Work instructions.
Copy every line, leaving nothing out and adding nothing.

Records for the task.
━━━━━━━━━━━━━━━━━━━━
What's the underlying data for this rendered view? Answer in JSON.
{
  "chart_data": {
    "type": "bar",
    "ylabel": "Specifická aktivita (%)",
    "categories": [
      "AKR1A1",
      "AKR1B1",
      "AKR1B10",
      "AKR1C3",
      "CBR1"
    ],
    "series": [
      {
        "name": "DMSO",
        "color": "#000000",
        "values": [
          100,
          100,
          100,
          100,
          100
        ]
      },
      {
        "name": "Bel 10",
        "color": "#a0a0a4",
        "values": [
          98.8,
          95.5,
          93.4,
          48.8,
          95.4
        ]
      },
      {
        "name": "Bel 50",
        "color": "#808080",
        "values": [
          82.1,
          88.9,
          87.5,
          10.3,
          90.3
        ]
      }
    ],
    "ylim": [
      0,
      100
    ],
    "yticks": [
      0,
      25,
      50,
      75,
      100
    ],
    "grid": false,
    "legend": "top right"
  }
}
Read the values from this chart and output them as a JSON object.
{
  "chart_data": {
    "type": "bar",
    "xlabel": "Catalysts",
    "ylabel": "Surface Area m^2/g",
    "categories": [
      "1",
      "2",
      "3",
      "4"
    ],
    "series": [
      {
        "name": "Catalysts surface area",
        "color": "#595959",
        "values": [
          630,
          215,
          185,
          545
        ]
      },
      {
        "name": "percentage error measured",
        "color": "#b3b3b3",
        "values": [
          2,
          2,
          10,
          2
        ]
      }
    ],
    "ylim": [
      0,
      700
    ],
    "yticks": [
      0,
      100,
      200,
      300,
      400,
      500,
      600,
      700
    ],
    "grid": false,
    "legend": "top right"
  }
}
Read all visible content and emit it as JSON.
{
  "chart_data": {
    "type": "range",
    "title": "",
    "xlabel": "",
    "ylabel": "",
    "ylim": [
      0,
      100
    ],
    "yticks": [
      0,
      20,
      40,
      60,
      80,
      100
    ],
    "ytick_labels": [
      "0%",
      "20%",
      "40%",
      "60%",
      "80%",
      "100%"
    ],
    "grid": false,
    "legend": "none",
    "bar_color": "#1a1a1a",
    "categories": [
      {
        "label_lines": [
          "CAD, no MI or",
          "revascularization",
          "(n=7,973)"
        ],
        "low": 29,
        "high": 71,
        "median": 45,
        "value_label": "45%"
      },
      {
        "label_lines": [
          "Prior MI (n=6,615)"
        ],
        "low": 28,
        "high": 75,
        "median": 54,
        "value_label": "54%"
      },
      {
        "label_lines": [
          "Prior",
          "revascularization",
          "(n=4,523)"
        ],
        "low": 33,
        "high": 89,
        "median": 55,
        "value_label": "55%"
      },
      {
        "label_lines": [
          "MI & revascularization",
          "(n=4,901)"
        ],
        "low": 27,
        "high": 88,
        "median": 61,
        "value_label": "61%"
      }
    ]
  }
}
━━━━━━━━━━━━━━━━━━━━
Result of this task.
What's the underlying data for this rendered view? Answer in JSON.
{
  "chart_data": {
    "type": "bar",
    "ylabel": "Specifická aktivita (%)",
    "categories": [
      "AKR1A1",
      "AKR1B1",
      "AKR1B10",
      "AKR1C3",
      "CBR1"
    ],
    "series": [
      {
        "name": "DMSO",
        "color": "#000000",
        "values": [
          100,
          100,
          100,
          100,
          100
        ]
      },
      {
        "name": "Bel 10",
        "color": "#a0a0a4",
        "values": [
          98.8,
          95.5,
          93.4,
          48.8,
          95.4
        ]
      },
      {
        "name": "Bel 50",
        "color": "#808080",
        "values": [
          82.1,
          88.9,
          87.5,
          10.3,
          90.3
        ]
      }
    ],
    "ylim": [
      0,
      100
    ],
    "yticks": [
      0,
      25,
      50,
      75,
      100
    ],
    "grid": false,
    "legend": "top right"
  }
}
Read the values from this chart and output them as a JSON object.
{
  "chart_data": {
    "type": "bar",
    "xlabel": "Catalysts",
    "ylabel": "Surface Area m^2/g",
    "categories": [
      "1",
      "2",
      "3",
      "4"
    ],
    "series": [
      {
        "name": "Catalysts surface area",
        "color": "#595959",
        "values": [
          630,
          215,
          185,
          545
        ]
      },
      {
        "name": "percentage error measured",
        "color": "#b3b3b3",
        "values": [
          2,
          2,
          10,
          2
        ]
      }
    ],
    "ylim": [
      0,
      700
    ],
    "yticks": [
      0,
      100,
      200,
      300,
      400,
      500,
      600,
      700
    ],
    "grid": false,
    "legend": "top right"
  }
}
Read all visible content and emit it as JSON.
{
  "chart_data": {
    "type": "range",
    "title": "",
    "xlabel": "",
    "ylabel": "",
    "ylim": [
      0,
      100
    ],
    "yticks": [
      0,
      20,
      40,
      60,
      80,
      100
    ],
    "ytick_labels": [
      "0%",
      "20%",
      "40%",
      "60%",
      "80%",
      "100%"
    ],
    "grid": false,
    "legend": "none",
    "bar_color": "#1a1a1a",
    "categories": [
      {
        "label_lines": [
          "CAD, no MI or",
          "revascularization",
          "(n=7,973)"
        ],
        "low": 29,
        "high": 71,
        "median": 45,
        "value_label": "45%"
      },
      {
        "label_lines": [
          "Prior MI (n=6,615)"
        ],
        "low": 28,
        "high": 75,
        "median": 54,
        "value_label": "54%"
      },
      {
        "label_lines": [
          "Prior",
          "revascularization",
          "(n=4,523)"
        ],
        "low": 33,
        "high": 89,
        "median": 55,
        "value_label": "55%"
      },
      {
        "label_lines": [
          "MI & revascularization",
          "(n=4,901)"
        ],
        "low": 27,
        "high": 88,
        "median": 61,
        "value_label": "61%"
      }
    ]
  }
}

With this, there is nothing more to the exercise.